Stored data

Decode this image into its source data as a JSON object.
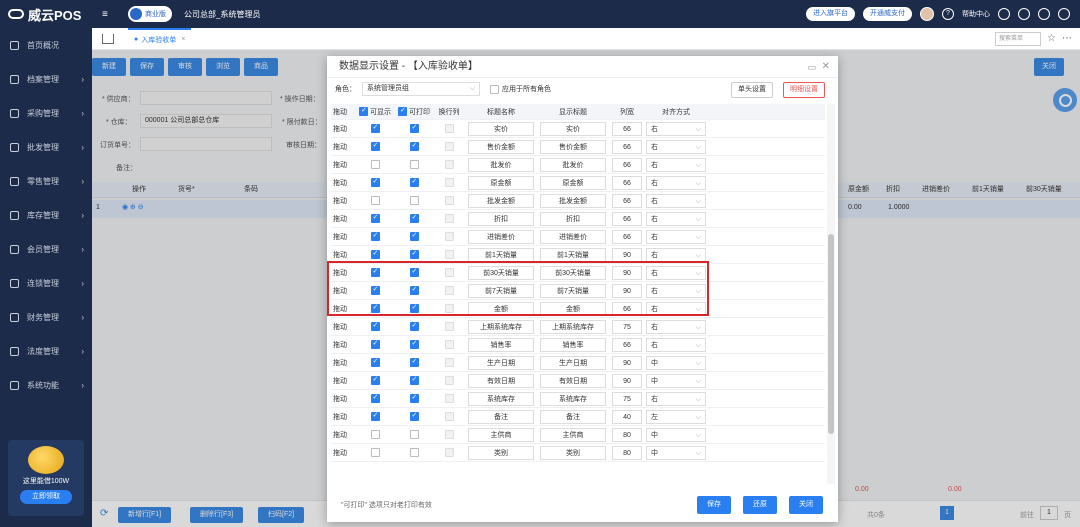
{
  "app": {
    "logo": "威云POS",
    "edition": "商业版",
    "company": "公司总部_系统管理员"
  },
  "topbar": {
    "links": [
      "进入旗平台",
      "开通威支付"
    ],
    "help": "帮助中心"
  },
  "sidebar": {
    "items": [
      "首页概况",
      "档案管理",
      "采购管理",
      "批发管理",
      "零售管理",
      "库存管理",
      "会员管理",
      "连锁管理",
      "财务管理",
      "法度管理",
      "系统功能"
    ],
    "promo_text": "这里能借100W",
    "promo_button": "立即领取"
  },
  "tabs": {
    "active": "入库验收单",
    "search_placeholder": "搜索菜单"
  },
  "toolbar": {
    "buttons": [
      "新建",
      "保存",
      "审核",
      "浏览",
      "商品"
    ],
    "close": "关闭"
  },
  "form": {
    "supplier": "* 供应商：",
    "warehouse": "* 仓库：",
    "warehouse_value": "000001  公司总部总仓库",
    "order_no": "订货单号：",
    "remark": "备注：",
    "op_date": "* 操作日期：",
    "limit_date": "* 限付款日：",
    "audit_date": "审核日期："
  },
  "grid": {
    "headers": [
      "操作",
      "货号*",
      "条码"
    ],
    "right_headers": [
      "原金额",
      "折扣",
      "进销差价",
      "前1天销量",
      "前30天销量"
    ],
    "row_index": "1",
    "row_values": [
      "0.00",
      "1.0000"
    ],
    "totals": [
      "0.00",
      "0.00"
    ],
    "pager": [
      "共0条",
      "1",
      "前往",
      "1",
      "页"
    ]
  },
  "bottom_buttons": [
    "新增行[F1]",
    "删除行[F3]",
    "扫码[F2]"
  ],
  "modal": {
    "title": "数据显示设置 - 【入库验收单】",
    "role_label": "角色：",
    "role_value": "系统管理员组",
    "all_roles": "应用于所有角色",
    "header_setting": "单头设置",
    "detail_setting": "明细设置",
    "columns": [
      "拖动",
      "可显示",
      "可打印",
      "换行列",
      "标题名称",
      "显示标题",
      "列宽",
      "对齐方式"
    ],
    "rows": [
      {
        "drag": "拖动",
        "show": true,
        "print": true,
        "name": "实价",
        "disp": "实价",
        "width": "66",
        "align": "右"
      },
      {
        "drag": "拖动",
        "show": true,
        "print": true,
        "name": "售价金额",
        "disp": "售价金额",
        "width": "66",
        "align": "右"
      },
      {
        "drag": "拖动",
        "show": false,
        "print": false,
        "name": "批发价",
        "disp": "批发价",
        "width": "66",
        "align": "右"
      },
      {
        "drag": "拖动",
        "show": true,
        "print": true,
        "name": "原金额",
        "disp": "原金额",
        "width": "66",
        "align": "右"
      },
      {
        "drag": "拖动",
        "show": false,
        "print": false,
        "name": "批发金额",
        "disp": "批发金额",
        "width": "66",
        "align": "右"
      },
      {
        "drag": "拖动",
        "show": true,
        "print": true,
        "name": "折扣",
        "disp": "折扣",
        "width": "66",
        "align": "右"
      },
      {
        "drag": "拖动",
        "show": true,
        "print": true,
        "name": "进销差价",
        "disp": "进销差价",
        "width": "66",
        "align": "右"
      },
      {
        "drag": "拖动",
        "show": true,
        "print": true,
        "name": "前1天销量",
        "disp": "前1天销量",
        "width": "90",
        "align": "右"
      },
      {
        "drag": "拖动",
        "show": true,
        "print": true,
        "name": "前30天销量",
        "disp": "前30天销量",
        "width": "90",
        "align": "右"
      },
      {
        "drag": "拖动",
        "show": true,
        "print": true,
        "name": "前7天销量",
        "disp": "前7天销量",
        "width": "90",
        "align": "右"
      },
      {
        "drag": "拖动",
        "show": true,
        "print": true,
        "name": "金额",
        "disp": "金额",
        "width": "66",
        "align": "右"
      },
      {
        "drag": "拖动",
        "show": true,
        "print": true,
        "name": "上期系统库存",
        "disp": "上期系统库存",
        "width": "75",
        "align": "右"
      },
      {
        "drag": "拖动",
        "show": true,
        "print": true,
        "name": "销售率",
        "disp": "销售率",
        "width": "66",
        "align": "右"
      },
      {
        "drag": "拖动",
        "show": true,
        "print": true,
        "name": "生产日期",
        "disp": "生产日期",
        "width": "90",
        "align": "中"
      },
      {
        "drag": "拖动",
        "show": true,
        "print": true,
        "name": "有效日期",
        "disp": "有效日期",
        "width": "90",
        "align": "中"
      },
      {
        "drag": "拖动",
        "show": true,
        "print": true,
        "name": "系统库存",
        "disp": "系统库存",
        "width": "75",
        "align": "右"
      },
      {
        "drag": "拖动",
        "show": true,
        "print": true,
        "name": "备注",
        "disp": "备注",
        "width": "40",
        "align": "左"
      },
      {
        "drag": "拖动",
        "show": false,
        "print": false,
        "name": "主供商",
        "disp": "主供商",
        "width": "80",
        "align": "中"
      },
      {
        "drag": "拖动",
        "show": false,
        "print": false,
        "name": "类别",
        "disp": "类别",
        "width": "80",
        "align": "中"
      }
    ],
    "note": "\"可打印\" 选项只对老打印有效",
    "buttons": {
      "save": "保存",
      "restore": "还原",
      "close": "关闭"
    }
  }
}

- EXERCISE INSTRUCTIONS: Quote each record exactly as it stands, minus the pictures.

- REPLY:
Decode this image into its source data as a JSON object.
{
  "app": {
    "logo": "威云POS",
    "edition": "商业版",
    "company": "公司总部_系统管理员"
  },
  "topbar": {
    "links": [
      "进入旗平台",
      "开通威支付"
    ],
    "help": "帮助中心"
  },
  "sidebar": {
    "items": [
      "首页概况",
      "档案管理",
      "采购管理",
      "批发管理",
      "零售管理",
      "库存管理",
      "会员管理",
      "连锁管理",
      "财务管理",
      "法度管理",
      "系统功能"
    ],
    "promo_text": "这里能借100W",
    "promo_button": "立即领取"
  },
  "tabs": {
    "active": "入库验收单",
    "search_placeholder": "搜索菜单"
  },
  "toolbar": {
    "buttons": [
      "新建",
      "保存",
      "审核",
      "浏览",
      "商品"
    ],
    "close": "关闭"
  },
  "form": {
    "supplier": "* 供应商：",
    "warehouse": "* 仓库：",
    "warehouse_value": "000001  公司总部总仓库",
    "order_no": "订货单号：",
    "remark": "备注：",
    "op_date": "* 操作日期：",
    "limit_date": "* 限付款日：",
    "audit_date": "审核日期："
  },
  "grid": {
    "headers": [
      "操作",
      "货号*",
      "条码"
    ],
    "right_headers": [
      "原金额",
      "折扣",
      "进销差价",
      "前1天销量",
      "前30天销量"
    ],
    "row_index": "1",
    "row_values": [
      "0.00",
      "1.0000"
    ],
    "totals": [
      "0.00",
      "0.00"
    ],
    "pager": [
      "共0条",
      "1",
      "前往",
      "1",
      "页"
    ]
  },
  "bottom_buttons": [
    "新增行[F1]",
    "删除行[F3]",
    "扫码[F2]"
  ],
  "modal": {
    "title": "数据显示设置 - 【入库验收单】",
    "role_label": "角色：",
    "role_value": "系统管理员组",
    "all_roles": "应用于所有角色",
    "header_setting": "单头设置",
    "detail_setting": "明细设置",
    "columns": [
      "拖动",
      "可显示",
      "可打印",
      "换行列",
      "标题名称",
      "显示标题",
      "列宽",
      "对齐方式"
    ],
    "rows": [
      {
        "drag": "拖动",
        "show": true,
        "print": true,
        "name": "实价",
        "disp": "实价",
        "width": "66",
        "align": "右"
      },
      {
        "drag": "拖动",
        "show": true,
        "print": true,
        "name": "售价金额",
        "disp": "售价金额",
        "width": "66",
        "align": "右"
      },
      {
        "drag": "拖动",
        "show": false,
        "print": false,
        "name": "批发价",
        "disp": "批发价",
        "width": "66",
        "align": "右"
      },
      {
        "drag": "拖动",
        "show": true,
        "print": true,
        "name": "原金额",
        "disp": "原金额",
        "width": "66",
        "align": "右"
      },
      {
        "drag": "拖动",
        "show": false,
        "print": false,
        "name": "批发金额",
        "disp": "批发金额",
        "width": "66",
        "align": "右"
      },
      {
        "drag": "拖动",
        "show": true,
        "print": true,
        "name": "折扣",
        "disp": "折扣",
        "width": "66",
        "align": "右"
      },
      {
        "drag": "拖动",
        "show": true,
        "print": true,
        "name": "进销差价",
        "disp": "进销差价",
        "width": "66",
        "align": "右"
      },
      {
        "drag": "拖动",
        "show": true,
        "print": true,
        "name": "前1天销量",
        "disp": "前1天销量",
        "width": "90",
        "align": "右"
      },
      {
        "drag": "拖动",
        "show": true,
        "print": true,
        "name": "前30天销量",
        "disp": "前30天销量",
        "width": "90",
        "align": "右"
      },
      {
        "drag": "拖动",
        "show": true,
        "print": true,
        "name": "前7天销量",
        "disp": "前7天销量",
        "width": "90",
        "align": "右"
      },
      {
        "drag": "拖动",
        "show": true,
        "print": true,
        "name": "金额",
        "disp": "金额",
        "width": "66",
        "align": "右"
      },
      {
        "drag": "拖动",
        "show": true,
        "print": true,
        "name": "上期系统库存",
        "disp": "上期系统库存",
        "width": "75",
        "align": "右"
      },
      {
        "drag": "拖动",
        "show": true,
        "print": true,
        "name": "销售率",
        "disp": "销售率",
        "width": "66",
        "align": "右"
      },
      {
        "drag": "拖动",
        "show": true,
        "print": true,
        "name": "生产日期",
        "disp": "生产日期",
        "width": "90",
        "align": "中"
      },
      {
        "drag": "拖动",
        "show": true,
        "print": true,
        "name": "有效日期",
        "disp": "有效日期",
        "width": "90",
        "align": "中"
      },
      {
        "drag": "拖动",
        "show": true,
        "print": true,
        "name": "系统库存",
        "disp": "系统库存",
        "width": "75",
        "align": "右"
      },
      {
        "drag": "拖动",
        "show": true,
        "print": true,
        "name": "备注",
        "disp": "备注",
        "width": "40",
        "align": "左"
      },
      {
        "drag": "拖动",
        "show": false,
        "print": false,
        "name": "主供商",
        "disp": "主供商",
        "width": "80",
        "align": "中"
      },
      {
        "drag": "拖动",
        "show": false,
        "print": false,
        "name": "类别",
        "disp": "类别",
        "width": "80",
        "align": "中"
      }
    ],
    "note": "\"可打印\" 选项只对老打印有效",
    "buttons": {
      "save": "保存",
      "restore": "还原",
      "close": "关闭"
    }
  }
}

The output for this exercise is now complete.